*EXERCISE DESCRIPTION*: Copy all lines below containing "Damian".

*INPUT ROWS*:
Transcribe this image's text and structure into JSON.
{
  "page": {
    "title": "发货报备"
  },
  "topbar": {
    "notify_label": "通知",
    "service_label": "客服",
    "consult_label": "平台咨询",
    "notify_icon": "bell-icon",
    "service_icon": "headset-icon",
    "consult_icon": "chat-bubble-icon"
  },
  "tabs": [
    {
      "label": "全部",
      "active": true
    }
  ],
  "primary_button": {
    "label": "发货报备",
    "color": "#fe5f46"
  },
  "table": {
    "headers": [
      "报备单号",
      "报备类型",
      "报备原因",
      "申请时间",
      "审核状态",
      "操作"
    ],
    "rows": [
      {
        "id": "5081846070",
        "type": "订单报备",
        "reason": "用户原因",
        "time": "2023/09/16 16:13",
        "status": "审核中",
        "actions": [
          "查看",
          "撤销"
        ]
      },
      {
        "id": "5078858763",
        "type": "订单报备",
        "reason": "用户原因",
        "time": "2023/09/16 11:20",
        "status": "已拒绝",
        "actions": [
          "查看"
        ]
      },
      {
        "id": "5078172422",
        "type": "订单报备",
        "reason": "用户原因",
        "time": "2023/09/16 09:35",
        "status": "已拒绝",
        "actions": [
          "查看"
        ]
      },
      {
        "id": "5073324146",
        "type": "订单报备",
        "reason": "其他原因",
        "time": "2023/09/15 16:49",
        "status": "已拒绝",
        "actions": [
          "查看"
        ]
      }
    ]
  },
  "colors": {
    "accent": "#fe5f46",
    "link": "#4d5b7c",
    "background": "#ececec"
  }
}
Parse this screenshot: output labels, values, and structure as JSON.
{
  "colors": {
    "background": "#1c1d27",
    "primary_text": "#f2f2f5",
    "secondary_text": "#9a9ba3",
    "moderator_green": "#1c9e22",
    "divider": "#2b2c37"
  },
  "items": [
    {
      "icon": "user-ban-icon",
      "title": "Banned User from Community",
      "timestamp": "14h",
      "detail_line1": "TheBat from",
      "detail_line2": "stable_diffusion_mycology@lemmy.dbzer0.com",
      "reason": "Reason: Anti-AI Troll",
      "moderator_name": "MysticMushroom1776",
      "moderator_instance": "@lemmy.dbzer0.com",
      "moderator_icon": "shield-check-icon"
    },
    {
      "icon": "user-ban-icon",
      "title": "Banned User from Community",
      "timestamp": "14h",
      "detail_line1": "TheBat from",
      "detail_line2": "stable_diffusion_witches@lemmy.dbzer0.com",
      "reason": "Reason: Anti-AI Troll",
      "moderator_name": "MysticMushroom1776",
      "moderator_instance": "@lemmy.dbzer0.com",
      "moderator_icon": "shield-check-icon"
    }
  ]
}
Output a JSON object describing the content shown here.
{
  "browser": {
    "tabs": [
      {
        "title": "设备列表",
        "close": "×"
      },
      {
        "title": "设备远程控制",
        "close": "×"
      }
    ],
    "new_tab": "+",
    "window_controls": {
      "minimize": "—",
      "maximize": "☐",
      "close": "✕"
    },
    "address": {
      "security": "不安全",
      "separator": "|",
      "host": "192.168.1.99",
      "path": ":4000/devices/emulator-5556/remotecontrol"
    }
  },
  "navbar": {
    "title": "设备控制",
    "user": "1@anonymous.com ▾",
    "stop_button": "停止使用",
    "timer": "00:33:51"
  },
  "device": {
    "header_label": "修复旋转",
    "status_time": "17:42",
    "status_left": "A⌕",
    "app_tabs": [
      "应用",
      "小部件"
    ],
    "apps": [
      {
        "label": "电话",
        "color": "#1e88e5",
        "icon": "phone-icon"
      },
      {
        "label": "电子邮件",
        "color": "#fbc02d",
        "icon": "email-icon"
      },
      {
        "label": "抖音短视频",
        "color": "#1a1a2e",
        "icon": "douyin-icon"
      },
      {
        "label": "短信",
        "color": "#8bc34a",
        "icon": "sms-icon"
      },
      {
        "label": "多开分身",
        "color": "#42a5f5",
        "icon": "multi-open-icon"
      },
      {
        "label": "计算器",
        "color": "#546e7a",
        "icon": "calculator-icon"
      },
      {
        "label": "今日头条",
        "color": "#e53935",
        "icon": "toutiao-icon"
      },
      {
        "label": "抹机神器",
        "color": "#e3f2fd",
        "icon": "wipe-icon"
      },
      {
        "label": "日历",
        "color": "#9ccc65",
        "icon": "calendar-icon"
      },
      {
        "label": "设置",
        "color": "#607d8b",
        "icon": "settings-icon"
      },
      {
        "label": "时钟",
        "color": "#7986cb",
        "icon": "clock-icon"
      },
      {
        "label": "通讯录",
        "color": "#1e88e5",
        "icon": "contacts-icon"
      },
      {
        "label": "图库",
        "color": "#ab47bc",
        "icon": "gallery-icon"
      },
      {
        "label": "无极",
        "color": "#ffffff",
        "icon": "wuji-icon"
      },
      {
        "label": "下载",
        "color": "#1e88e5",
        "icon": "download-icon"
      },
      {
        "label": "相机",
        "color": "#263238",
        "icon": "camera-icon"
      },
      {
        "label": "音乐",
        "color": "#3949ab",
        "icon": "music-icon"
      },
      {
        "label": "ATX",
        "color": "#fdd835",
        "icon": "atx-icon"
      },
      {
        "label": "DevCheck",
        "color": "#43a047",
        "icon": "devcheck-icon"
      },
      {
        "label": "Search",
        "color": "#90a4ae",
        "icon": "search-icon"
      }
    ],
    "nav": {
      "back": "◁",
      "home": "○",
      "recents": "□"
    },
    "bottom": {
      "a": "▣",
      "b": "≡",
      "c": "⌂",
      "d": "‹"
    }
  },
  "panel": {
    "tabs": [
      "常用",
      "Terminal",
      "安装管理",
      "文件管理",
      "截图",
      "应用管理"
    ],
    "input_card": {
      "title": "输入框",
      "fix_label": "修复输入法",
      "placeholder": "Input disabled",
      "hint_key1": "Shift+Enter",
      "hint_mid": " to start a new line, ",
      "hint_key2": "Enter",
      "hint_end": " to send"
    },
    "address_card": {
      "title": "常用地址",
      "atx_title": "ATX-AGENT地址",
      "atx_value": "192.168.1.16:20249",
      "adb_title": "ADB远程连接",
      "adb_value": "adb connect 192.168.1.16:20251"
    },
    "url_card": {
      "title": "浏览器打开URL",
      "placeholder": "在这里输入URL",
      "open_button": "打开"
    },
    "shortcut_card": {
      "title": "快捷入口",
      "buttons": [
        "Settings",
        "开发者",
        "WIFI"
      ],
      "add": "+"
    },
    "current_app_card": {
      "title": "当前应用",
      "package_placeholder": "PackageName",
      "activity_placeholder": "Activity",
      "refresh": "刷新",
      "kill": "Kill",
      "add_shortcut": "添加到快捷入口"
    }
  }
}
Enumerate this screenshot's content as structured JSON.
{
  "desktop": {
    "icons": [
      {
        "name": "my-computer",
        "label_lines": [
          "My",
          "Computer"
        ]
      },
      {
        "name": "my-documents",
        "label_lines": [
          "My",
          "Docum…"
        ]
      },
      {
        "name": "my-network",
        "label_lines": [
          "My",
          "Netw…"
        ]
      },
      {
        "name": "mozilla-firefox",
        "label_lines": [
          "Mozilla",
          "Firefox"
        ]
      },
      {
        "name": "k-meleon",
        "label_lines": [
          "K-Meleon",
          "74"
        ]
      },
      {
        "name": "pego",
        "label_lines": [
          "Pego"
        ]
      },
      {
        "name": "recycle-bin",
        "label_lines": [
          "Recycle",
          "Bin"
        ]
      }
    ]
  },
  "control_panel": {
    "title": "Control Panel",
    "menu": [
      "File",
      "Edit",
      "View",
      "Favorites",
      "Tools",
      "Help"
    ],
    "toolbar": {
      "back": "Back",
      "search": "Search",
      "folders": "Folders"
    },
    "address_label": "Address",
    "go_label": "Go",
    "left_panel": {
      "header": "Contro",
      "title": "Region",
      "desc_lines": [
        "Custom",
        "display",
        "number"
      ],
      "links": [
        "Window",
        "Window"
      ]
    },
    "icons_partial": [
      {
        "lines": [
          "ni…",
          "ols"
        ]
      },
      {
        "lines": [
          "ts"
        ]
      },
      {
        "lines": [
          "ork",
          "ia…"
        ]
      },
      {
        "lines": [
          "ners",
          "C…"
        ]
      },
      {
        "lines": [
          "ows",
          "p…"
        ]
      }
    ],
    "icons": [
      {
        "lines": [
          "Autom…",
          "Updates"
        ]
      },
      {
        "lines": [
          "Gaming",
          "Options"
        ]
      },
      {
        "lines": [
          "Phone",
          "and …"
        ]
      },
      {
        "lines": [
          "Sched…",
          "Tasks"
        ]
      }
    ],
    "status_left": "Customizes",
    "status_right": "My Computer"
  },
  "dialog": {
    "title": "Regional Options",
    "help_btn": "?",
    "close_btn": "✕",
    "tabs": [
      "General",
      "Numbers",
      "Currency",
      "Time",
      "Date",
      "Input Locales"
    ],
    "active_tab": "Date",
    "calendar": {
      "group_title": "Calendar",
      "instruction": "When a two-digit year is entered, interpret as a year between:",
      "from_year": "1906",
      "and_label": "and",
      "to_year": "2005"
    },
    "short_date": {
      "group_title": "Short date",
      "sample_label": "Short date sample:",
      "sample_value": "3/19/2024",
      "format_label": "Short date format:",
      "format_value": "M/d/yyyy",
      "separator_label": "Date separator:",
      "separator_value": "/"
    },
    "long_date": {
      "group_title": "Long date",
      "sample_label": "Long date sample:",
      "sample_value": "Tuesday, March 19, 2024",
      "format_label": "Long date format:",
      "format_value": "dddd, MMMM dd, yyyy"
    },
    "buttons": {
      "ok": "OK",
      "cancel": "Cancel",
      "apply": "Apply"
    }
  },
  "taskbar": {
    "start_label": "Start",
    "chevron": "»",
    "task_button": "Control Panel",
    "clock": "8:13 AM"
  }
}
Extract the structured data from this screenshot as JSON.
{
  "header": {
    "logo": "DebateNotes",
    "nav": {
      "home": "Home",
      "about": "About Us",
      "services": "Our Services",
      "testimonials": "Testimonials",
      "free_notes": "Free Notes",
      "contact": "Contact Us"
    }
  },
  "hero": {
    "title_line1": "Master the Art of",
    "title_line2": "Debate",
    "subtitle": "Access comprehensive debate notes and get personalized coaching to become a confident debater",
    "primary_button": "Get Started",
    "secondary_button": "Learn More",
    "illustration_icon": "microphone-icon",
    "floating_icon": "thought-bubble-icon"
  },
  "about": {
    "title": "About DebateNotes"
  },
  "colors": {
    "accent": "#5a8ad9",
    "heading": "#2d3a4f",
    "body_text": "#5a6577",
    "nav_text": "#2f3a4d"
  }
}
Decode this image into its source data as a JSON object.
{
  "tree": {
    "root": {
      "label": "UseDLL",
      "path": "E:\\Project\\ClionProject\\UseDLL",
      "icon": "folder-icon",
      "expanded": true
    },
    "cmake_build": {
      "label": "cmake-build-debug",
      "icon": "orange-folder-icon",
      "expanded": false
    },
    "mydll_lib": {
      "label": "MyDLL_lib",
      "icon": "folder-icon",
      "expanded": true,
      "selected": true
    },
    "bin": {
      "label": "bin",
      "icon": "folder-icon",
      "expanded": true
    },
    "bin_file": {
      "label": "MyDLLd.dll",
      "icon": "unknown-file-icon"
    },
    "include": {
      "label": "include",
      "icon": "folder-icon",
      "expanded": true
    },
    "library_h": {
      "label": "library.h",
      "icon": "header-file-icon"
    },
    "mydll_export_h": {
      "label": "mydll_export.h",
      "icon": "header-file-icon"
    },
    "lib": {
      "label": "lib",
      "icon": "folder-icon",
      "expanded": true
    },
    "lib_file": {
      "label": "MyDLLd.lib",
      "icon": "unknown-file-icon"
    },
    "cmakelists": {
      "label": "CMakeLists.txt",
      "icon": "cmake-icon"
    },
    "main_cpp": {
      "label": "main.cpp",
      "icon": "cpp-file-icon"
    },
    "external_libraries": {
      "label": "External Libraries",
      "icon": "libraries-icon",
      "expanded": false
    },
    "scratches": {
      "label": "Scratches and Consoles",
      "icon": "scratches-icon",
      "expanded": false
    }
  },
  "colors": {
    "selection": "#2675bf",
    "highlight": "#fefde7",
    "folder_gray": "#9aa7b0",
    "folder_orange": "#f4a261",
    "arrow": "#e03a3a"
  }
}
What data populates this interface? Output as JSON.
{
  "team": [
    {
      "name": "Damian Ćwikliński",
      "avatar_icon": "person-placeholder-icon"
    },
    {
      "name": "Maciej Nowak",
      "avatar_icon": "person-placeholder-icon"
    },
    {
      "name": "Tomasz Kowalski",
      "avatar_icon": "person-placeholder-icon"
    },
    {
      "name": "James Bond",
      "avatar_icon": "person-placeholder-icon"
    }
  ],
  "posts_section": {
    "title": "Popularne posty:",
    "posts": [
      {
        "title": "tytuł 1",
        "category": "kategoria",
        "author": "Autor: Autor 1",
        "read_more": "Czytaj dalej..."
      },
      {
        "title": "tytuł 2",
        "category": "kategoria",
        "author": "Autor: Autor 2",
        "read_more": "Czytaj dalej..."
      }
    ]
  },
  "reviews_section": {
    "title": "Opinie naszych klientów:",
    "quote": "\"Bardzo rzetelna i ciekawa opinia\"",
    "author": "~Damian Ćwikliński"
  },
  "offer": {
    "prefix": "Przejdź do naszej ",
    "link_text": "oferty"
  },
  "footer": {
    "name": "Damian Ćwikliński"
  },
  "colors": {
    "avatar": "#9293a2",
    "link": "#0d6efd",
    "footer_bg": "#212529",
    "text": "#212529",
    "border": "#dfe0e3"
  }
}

*ANSWER*:
      "name": "Damian Ćwikliński",
    "author": "~Damian Ćwikliński"
    "name": "Damian Ćwikliński"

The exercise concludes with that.